>> start RECORDS SHOWN

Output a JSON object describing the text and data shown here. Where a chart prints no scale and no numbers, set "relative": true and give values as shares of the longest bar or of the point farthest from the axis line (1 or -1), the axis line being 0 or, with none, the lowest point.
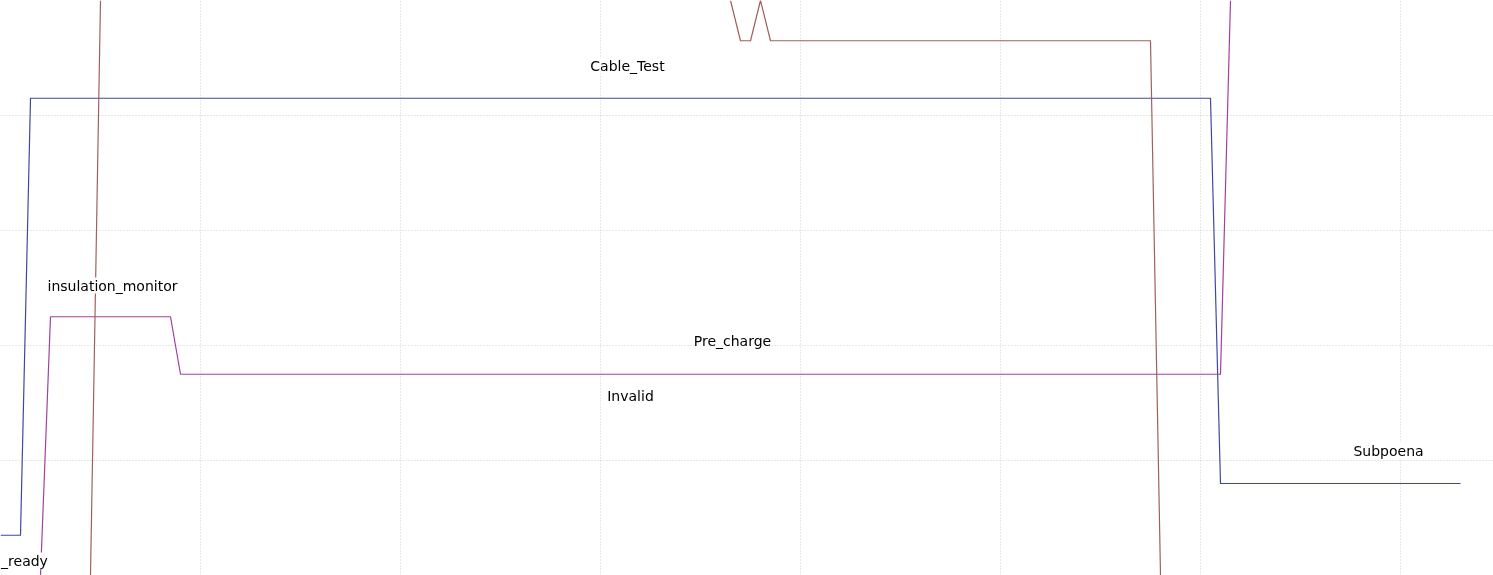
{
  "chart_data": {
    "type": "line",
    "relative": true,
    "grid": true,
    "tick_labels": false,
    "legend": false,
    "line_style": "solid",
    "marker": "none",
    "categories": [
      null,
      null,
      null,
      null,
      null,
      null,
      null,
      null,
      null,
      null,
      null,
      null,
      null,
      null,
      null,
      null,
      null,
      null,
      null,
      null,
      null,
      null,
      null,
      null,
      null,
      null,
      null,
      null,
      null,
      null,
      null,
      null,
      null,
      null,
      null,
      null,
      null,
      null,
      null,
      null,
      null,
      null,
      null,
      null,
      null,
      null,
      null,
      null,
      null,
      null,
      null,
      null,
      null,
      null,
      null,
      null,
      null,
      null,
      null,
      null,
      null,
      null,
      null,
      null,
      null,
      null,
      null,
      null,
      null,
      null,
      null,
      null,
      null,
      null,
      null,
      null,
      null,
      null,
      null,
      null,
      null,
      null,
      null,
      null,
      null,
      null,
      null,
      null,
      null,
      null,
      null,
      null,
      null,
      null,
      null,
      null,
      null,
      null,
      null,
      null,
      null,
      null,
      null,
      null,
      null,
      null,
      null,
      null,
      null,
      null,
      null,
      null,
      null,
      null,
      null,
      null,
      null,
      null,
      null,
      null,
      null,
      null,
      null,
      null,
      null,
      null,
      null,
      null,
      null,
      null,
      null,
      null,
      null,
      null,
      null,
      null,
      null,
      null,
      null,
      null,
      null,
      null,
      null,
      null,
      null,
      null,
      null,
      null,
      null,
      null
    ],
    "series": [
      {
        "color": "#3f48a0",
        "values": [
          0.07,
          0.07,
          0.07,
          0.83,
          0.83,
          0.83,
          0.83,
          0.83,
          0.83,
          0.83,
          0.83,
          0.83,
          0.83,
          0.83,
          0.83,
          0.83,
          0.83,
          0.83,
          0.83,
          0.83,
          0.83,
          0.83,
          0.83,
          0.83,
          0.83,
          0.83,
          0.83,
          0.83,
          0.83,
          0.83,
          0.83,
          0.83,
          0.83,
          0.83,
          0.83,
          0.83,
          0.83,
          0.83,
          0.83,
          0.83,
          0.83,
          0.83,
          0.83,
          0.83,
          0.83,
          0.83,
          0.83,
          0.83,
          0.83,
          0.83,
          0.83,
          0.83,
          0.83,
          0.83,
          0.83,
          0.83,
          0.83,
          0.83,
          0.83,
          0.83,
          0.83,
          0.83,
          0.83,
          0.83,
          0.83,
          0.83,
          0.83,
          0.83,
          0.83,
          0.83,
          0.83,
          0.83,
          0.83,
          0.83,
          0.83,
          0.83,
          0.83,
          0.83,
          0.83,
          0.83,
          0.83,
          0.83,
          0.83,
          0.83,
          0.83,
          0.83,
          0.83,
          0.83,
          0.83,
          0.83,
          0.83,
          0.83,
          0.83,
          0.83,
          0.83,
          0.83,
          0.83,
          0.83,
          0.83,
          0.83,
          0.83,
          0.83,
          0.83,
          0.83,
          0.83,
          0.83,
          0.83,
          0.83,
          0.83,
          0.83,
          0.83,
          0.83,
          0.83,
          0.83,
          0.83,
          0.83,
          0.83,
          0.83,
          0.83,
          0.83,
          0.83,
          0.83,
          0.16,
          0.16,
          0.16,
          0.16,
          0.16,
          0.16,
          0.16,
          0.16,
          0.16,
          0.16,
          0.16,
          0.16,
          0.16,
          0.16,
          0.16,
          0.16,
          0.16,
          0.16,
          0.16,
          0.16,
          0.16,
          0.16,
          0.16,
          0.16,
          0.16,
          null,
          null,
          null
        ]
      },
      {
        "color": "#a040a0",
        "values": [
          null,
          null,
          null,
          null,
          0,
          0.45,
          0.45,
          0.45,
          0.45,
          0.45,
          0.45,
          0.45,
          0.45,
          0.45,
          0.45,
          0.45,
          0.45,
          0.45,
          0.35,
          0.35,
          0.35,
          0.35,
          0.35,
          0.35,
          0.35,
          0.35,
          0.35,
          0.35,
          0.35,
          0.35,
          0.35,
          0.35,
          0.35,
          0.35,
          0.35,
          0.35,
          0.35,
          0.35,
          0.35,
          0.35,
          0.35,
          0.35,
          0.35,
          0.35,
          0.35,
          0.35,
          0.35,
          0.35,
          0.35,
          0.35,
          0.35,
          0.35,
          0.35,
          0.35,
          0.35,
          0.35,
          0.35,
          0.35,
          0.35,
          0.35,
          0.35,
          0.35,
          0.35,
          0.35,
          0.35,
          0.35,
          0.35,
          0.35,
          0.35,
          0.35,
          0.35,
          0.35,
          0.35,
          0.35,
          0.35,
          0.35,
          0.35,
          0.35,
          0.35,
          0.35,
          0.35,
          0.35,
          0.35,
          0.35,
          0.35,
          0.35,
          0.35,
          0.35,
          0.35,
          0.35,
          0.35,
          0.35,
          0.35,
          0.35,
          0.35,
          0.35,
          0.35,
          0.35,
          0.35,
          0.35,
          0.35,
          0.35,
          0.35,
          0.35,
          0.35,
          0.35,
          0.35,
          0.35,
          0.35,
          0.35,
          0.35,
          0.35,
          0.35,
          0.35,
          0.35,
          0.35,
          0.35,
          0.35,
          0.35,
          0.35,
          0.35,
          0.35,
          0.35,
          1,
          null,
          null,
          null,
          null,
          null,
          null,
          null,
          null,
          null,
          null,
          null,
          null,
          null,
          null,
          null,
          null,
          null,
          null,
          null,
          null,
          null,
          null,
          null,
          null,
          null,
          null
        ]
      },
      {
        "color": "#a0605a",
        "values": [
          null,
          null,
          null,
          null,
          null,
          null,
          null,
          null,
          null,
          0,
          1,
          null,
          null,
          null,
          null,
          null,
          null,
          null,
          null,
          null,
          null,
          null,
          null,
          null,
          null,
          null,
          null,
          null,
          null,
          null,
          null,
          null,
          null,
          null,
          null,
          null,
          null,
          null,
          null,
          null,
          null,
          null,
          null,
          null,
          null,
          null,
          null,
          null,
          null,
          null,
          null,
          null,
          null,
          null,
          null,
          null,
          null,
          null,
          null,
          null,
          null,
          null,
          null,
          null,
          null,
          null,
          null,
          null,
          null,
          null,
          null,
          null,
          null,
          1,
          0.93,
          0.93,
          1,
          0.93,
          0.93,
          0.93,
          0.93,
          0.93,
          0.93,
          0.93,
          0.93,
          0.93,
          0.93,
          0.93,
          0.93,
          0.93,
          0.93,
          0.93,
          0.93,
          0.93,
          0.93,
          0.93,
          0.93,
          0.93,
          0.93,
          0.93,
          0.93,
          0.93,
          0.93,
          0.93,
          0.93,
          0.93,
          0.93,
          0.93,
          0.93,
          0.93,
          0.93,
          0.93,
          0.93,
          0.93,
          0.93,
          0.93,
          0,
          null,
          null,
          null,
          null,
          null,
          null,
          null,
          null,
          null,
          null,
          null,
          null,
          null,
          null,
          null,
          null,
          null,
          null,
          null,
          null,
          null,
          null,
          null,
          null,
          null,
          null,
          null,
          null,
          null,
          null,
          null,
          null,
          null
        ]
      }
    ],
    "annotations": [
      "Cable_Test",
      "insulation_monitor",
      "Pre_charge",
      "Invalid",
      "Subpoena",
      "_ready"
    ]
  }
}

>> end RECORDS SHOWN
>> start RECORDS SHOWN

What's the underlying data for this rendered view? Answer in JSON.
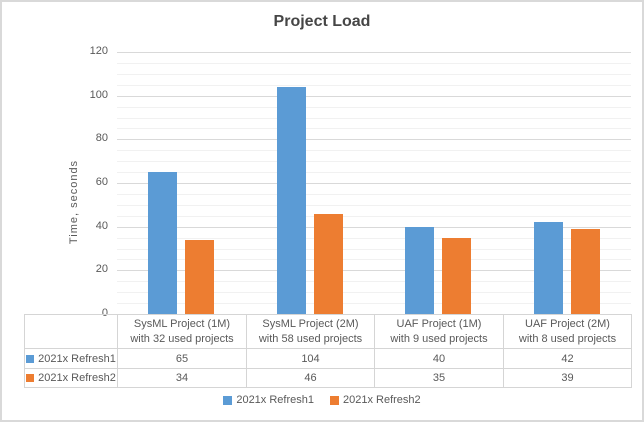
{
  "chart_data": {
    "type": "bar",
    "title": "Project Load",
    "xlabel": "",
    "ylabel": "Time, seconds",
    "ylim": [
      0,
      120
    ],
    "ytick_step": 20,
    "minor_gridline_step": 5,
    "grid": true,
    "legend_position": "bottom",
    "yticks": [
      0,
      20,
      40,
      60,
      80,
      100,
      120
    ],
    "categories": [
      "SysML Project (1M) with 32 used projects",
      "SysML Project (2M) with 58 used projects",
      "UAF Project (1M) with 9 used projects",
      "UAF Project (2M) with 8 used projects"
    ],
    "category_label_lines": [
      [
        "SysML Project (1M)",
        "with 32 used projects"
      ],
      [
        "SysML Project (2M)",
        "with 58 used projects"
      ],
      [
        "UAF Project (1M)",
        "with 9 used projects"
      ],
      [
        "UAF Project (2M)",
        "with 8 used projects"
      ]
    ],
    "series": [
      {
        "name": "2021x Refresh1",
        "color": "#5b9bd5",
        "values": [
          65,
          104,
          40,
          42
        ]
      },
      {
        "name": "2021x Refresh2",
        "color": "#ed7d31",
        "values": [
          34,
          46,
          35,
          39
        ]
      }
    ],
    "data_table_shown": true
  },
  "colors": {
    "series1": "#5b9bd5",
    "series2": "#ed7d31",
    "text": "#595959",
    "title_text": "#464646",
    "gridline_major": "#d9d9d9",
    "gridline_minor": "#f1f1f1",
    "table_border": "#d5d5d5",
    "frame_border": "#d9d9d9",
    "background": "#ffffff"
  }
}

>> end RECORDS SHOWN

■ WHAT THIS TASK INVOLVES ■
Find the number of lines in which the word "true" occurs, and write nothing but that number.

■ TASK OUTPUT ■
5